**Work instructions:**
Search the entries below. Return every line that has "name" in it.

**Information given:**

──────────────────────────────

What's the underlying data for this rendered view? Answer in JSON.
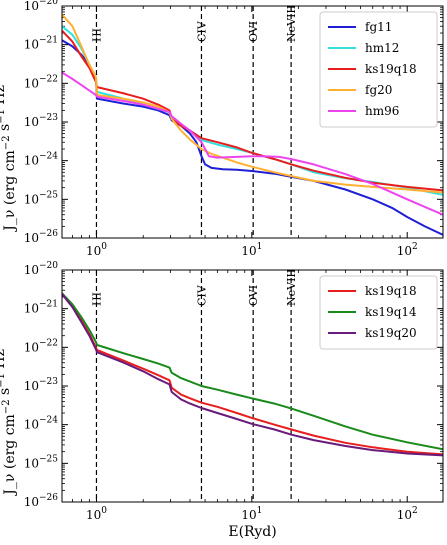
{
  "chart_data": [
    {
      "type": "line",
      "panel": "top",
      "xscale": "log",
      "yscale": "log",
      "xlim": [
        0.6,
        170
      ],
      "ylim": [
        1e-26,
        1e-20
      ],
      "xlabel": "",
      "ylabel": "J_ν (erg cm⁻² s⁻¹ Hz⁻¹ Sr⁻¹)",
      "x_ticks": [
        {
          "value": 1,
          "label": "10^0"
        },
        {
          "value": 10,
          "label": "10^1"
        },
        {
          "value": 100,
          "label": "10^2"
        }
      ],
      "y_ticks": [
        {
          "value": 1e-20,
          "label": "10^-20"
        },
        {
          "value": 1e-21,
          "label": "10^-21"
        },
        {
          "value": 1e-22,
          "label": "10^-22"
        },
        {
          "value": 1e-23,
          "label": "10^-23"
        },
        {
          "value": 1e-24,
          "label": "10^-24"
        },
        {
          "value": 1e-25,
          "label": "10^-25"
        },
        {
          "value": 1e-26,
          "label": "10^-26"
        }
      ],
      "vlines": [
        {
          "x": 1.0,
          "label": "HI"
        },
        {
          "x": 4.74,
          "label": "CIV"
        },
        {
          "x": 10.2,
          "label": "OVI"
        },
        {
          "x": 17.9,
          "label": "NeVIII"
        }
      ],
      "legend": "top-right",
      "series": [
        {
          "name": "fg11",
          "color": "#1f1fd6",
          "x": [
            0.6,
            0.7,
            0.8,
            0.9,
            0.99,
            1.01,
            1.5,
            2.0,
            2.5,
            2.95,
            3.05,
            3.5,
            4.0,
            4.4,
            4.74,
            5.0,
            5.5,
            6.5,
            8.0,
            10.0,
            14.0,
            18.0,
            25.0,
            40.0,
            60.0,
            80.0,
            100.0,
            130.0,
            170.0
          ],
          "y": [
            1.3e-21,
            9e-22,
            5.5e-22,
            3e-22,
            1.4e-22,
            4e-23,
            3e-23,
            2.5e-23,
            2e-23,
            1.5e-23,
            1.1e-23,
            8e-24,
            5e-24,
            3e-24,
            1.3e-24,
            8e-25,
            6.5e-25,
            6e-25,
            5.8e-25,
            5.4e-25,
            4.6e-25,
            3.8e-25,
            3e-25,
            1.8e-25,
            1e-25,
            6e-26,
            3.5e-26,
            2e-26,
            1.2e-26
          ]
        },
        {
          "name": "hm12",
          "color": "#33e0e0",
          "x": [
            0.6,
            0.7,
            0.8,
            0.9,
            0.99,
            1.01,
            1.5,
            2.0,
            2.95,
            3.05,
            4.0,
            4.74,
            6.0,
            8.0,
            10.0,
            14.0,
            18.0,
            25.0,
            40.0,
            60.0,
            100.0,
            170.0
          ],
          "y": [
            3e-21,
            1.8e-21,
            8e-22,
            3e-22,
            1.3e-22,
            6e-23,
            4e-23,
            2.8e-23,
            1.8e-23,
            1.2e-23,
            6e-24,
            3.4e-24,
            2.6e-24,
            2e-24,
            1.6e-24,
            1.1e-24,
            8e-25,
            5e-25,
            3.5e-25,
            2.8e-25,
            2e-25,
            1.3e-25
          ]
        },
        {
          "name": "ks19q18",
          "color": "#e81e1e",
          "x": [
            0.6,
            0.7,
            0.8,
            0.9,
            0.99,
            1.01,
            1.5,
            2.0,
            2.5,
            2.95,
            3.05,
            3.5,
            4.0,
            4.74,
            6.0,
            8.0,
            10.0,
            14.0,
            18.0,
            25.0,
            40.0,
            60.0,
            100.0,
            170.0
          ],
          "y": [
            2.3e-21,
            1.2e-21,
            5e-22,
            2.5e-22,
            1.1e-22,
            8e-23,
            5.5e-23,
            4e-23,
            2.8e-23,
            2e-23,
            1.3e-23,
            8e-24,
            6e-24,
            3.8e-24,
            3e-24,
            2.2e-24,
            1.6e-24,
            1.1e-24,
            8e-25,
            5.5e-25,
            3.6e-25,
            2.7e-25,
            2.1e-25,
            1.7e-25
          ]
        },
        {
          "name": "fg20",
          "color": "#ffb030",
          "x": [
            0.6,
            0.7,
            0.8,
            0.9,
            0.99,
            1.01,
            1.5,
            2.0,
            2.5,
            2.95,
            3.05,
            3.5,
            4.0,
            4.74,
            5.5,
            6.5,
            8.0,
            10.0,
            14.0,
            18.0,
            25.0,
            40.0,
            60.0,
            100.0,
            170.0
          ],
          "y": [
            6e-21,
            3e-21,
            9e-22,
            3e-22,
            1.5e-22,
            5e-23,
            4e-23,
            3.2e-23,
            2.5e-23,
            1.8e-23,
            1.2e-23,
            6e-24,
            3.5e-24,
            2e-24,
            1.5e-24,
            1.2e-24,
            9e-25,
            7e-25,
            5e-25,
            4e-25,
            3e-25,
            2.4e-25,
            2.1e-25,
            1.8e-25,
            1.5e-25
          ]
        },
        {
          "name": "hm96",
          "color": "#ee44ee",
          "x": [
            0.6,
            0.7,
            0.8,
            0.9,
            0.99,
            1.01,
            1.5,
            2.0,
            2.5,
            2.95,
            3.05,
            3.5,
            4.0,
            4.74,
            5.3,
            6.0,
            8.0,
            10.0,
            12.0,
            15.0,
            18.0,
            25.0,
            40.0,
            60.0,
            100.0,
            170.0
          ],
          "y": [
            1.9e-22,
            1.3e-22,
            9e-23,
            6.5e-23,
            5e-23,
            4.5e-23,
            3.5e-23,
            2.8e-23,
            2.2e-23,
            1.8e-23,
            1.4e-23,
            9e-24,
            6e-24,
            3e-24,
            1.3e-24,
            1.2e-24,
            1.25e-24,
            1.3e-24,
            1.3e-24,
            1.25e-24,
            1.1e-24,
            8e-25,
            4.5e-25,
            2.5e-25,
            1e-25,
            4e-26
          ]
        }
      ]
    },
    {
      "type": "line",
      "panel": "bottom",
      "xscale": "log",
      "yscale": "log",
      "xlim": [
        0.6,
        170
      ],
      "ylim": [
        1e-26,
        1e-20
      ],
      "xlabel": "E(Ryd)",
      "ylabel": "J_ν (erg cm⁻² s⁻¹ Hz⁻¹ Sr⁻¹)",
      "x_ticks": [
        {
          "value": 1,
          "label": "10^0"
        },
        {
          "value": 10,
          "label": "10^1"
        },
        {
          "value": 100,
          "label": "10^2"
        }
      ],
      "y_ticks": [
        {
          "value": 1e-20,
          "label": "10^-20"
        },
        {
          "value": 1e-21,
          "label": "10^-21"
        },
        {
          "value": 1e-22,
          "label": "10^-22"
        },
        {
          "value": 1e-23,
          "label": "10^-23"
        },
        {
          "value": 1e-24,
          "label": "10^-24"
        },
        {
          "value": 1e-25,
          "label": "10^-25"
        },
        {
          "value": 1e-26,
          "label": "10^-26"
        }
      ],
      "vlines": [
        {
          "x": 1.0,
          "label": "HI"
        },
        {
          "x": 4.74,
          "label": "CIV"
        },
        {
          "x": 10.2,
          "label": "OVI"
        },
        {
          "x": 17.9,
          "label": "NeVIII"
        }
      ],
      "legend": "top-right",
      "series": [
        {
          "name": "ks19q18",
          "color": "#e81e1e",
          "x": [
            0.6,
            0.7,
            0.8,
            0.9,
            0.99,
            1.01,
            1.5,
            2.0,
            2.5,
            2.95,
            3.05,
            3.5,
            4.0,
            4.74,
            6.0,
            8.0,
            10.0,
            14.0,
            18.0,
            25.0,
            40.0,
            60.0,
            100.0,
            170.0
          ],
          "y": [
            2.5e-21,
            1.2e-21,
            5e-22,
            2.2e-22,
            1e-22,
            8.5e-23,
            4.5e-23,
            2.8e-23,
            1.9e-23,
            1.4e-23,
            9e-24,
            6e-24,
            4.8e-24,
            3.7e-24,
            2.9e-24,
            2e-24,
            1.5e-24,
            1e-24,
            7.5e-25,
            5.2e-25,
            3.4e-25,
            2.6e-25,
            2e-25,
            1.7e-25
          ]
        },
        {
          "name": "ks19q14",
          "color": "#1a8a1a",
          "x": [
            0.6,
            0.7,
            0.8,
            0.9,
            0.99,
            1.01,
            1.5,
            2.0,
            2.5,
            2.95,
            3.05,
            3.5,
            4.0,
            4.74,
            6.0,
            8.0,
            10.0,
            14.0,
            18.0,
            25.0,
            40.0,
            60.0,
            100.0,
            170.0
          ],
          "y": [
            2.5e-21,
            1.3e-21,
            6e-22,
            2.8e-22,
            1.4e-22,
            1.15e-22,
            7e-23,
            5e-23,
            3.8e-23,
            3e-23,
            2.2e-23,
            1.6e-23,
            1.3e-23,
            1e-23,
            8e-24,
            6e-24,
            4.8e-24,
            3.5e-24,
            2.6e-24,
            1.7e-24,
            9e-25,
            5.5e-25,
            3.5e-25,
            2.3e-25
          ]
        },
        {
          "name": "ks19q20",
          "color": "#6a1a7a",
          "x": [
            0.6,
            0.7,
            0.8,
            0.9,
            0.99,
            1.01,
            1.5,
            2.0,
            2.5,
            2.95,
            3.05,
            3.5,
            4.0,
            4.74,
            6.0,
            8.0,
            10.0,
            14.0,
            18.0,
            25.0,
            40.0,
            60.0,
            100.0,
            170.0
          ],
          "y": [
            2.4e-21,
            1.1e-21,
            4.5e-22,
            2e-22,
            9e-23,
            7.5e-23,
            4e-23,
            2.4e-23,
            1.5e-23,
            1.1e-23,
            7e-24,
            4.5e-24,
            3.5e-24,
            2.7e-24,
            2e-24,
            1.4e-24,
            1.05e-24,
            7.5e-25,
            5.5e-25,
            4e-25,
            2.8e-25,
            2.2e-25,
            1.8e-25,
            1.6e-25
          ]
        }
      ]
    }
  ]
}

──────────────────────────────

**Written answer:**
          "name": "fg11",
          "name": "hm12",
          "name": "ks19q18",
          "name": "fg20",
          "name": "hm96",
          "name": "ks19q18",
          "name": "ks19q14",
          "name": "ks19q20",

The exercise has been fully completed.